─── INPUT ───

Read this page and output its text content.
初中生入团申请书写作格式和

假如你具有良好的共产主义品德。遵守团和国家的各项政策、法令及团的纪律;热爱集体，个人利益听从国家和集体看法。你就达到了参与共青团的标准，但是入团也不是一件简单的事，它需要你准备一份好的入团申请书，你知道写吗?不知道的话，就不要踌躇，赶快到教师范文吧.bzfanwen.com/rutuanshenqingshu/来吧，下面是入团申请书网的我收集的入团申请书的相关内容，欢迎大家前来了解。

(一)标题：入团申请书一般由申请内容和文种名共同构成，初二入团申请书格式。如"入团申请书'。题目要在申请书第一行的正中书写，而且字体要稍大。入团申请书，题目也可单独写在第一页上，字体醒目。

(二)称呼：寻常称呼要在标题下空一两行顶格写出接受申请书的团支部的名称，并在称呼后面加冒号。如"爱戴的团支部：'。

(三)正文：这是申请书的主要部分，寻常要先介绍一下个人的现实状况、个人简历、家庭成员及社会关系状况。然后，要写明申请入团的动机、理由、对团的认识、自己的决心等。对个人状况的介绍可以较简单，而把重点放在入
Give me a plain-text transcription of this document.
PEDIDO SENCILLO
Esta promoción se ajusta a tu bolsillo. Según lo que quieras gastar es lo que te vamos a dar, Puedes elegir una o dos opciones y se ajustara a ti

───

# SET EXERCISE:
Repeat the listing in full, keeping every line exactly as it is.

# PROBLEM SOLUTION:
Read this page and output its text content.
初中生入团申请书写作格式和

假如你具有良好的共产主义品德。遵守团和国家的各项政策、法令及团的纪律;热爱集体，个人利益听从国家和集体看法。你就达到了参与共青团的标准，但是入团也不是一件简单的事，它需要你准备一份好的入团申请书，你知道写吗?不知道的话，就不要踌躇，赶快到教师范文吧.bzfanwen.com/rutuanshenqingshu/来吧，下面是入团申请书网的我收集的入团申请书的相关内容，欢迎大家前来了解。

(一)标题：入团申请书一般由申请内容和文种名共同构成，初二入团申请书格式。如"入团申请书'。题目要在申请书第一行的正中书写，而且字体要稍大。入团申请书，题目也可单独写在第一页上，字体醒目。

(二)称呼：寻常称呼要在标题下空一两行顶格写出接受申请书的团支部的名称，并在称呼后面加冒号。如"爱戴的团支部：'。

(三)正文：这是申请书的主要部分，寻常要先介绍一下个人的现实状况、个人简历、家庭成员及社会关系状况。然后，要写明申请入团的动机、理由、对团的认识、自己的决心等。对个人状况的介绍可以较简单，而把重点放在入
Give me a plain-text transcription of this document.
PEDIDO SENCILLO
Esta promoción se ajusta a tu bolsillo. Según lo que quieras gastar es lo que te vamos a dar, Puedes elegir una o dos opciones y se ajustara a ti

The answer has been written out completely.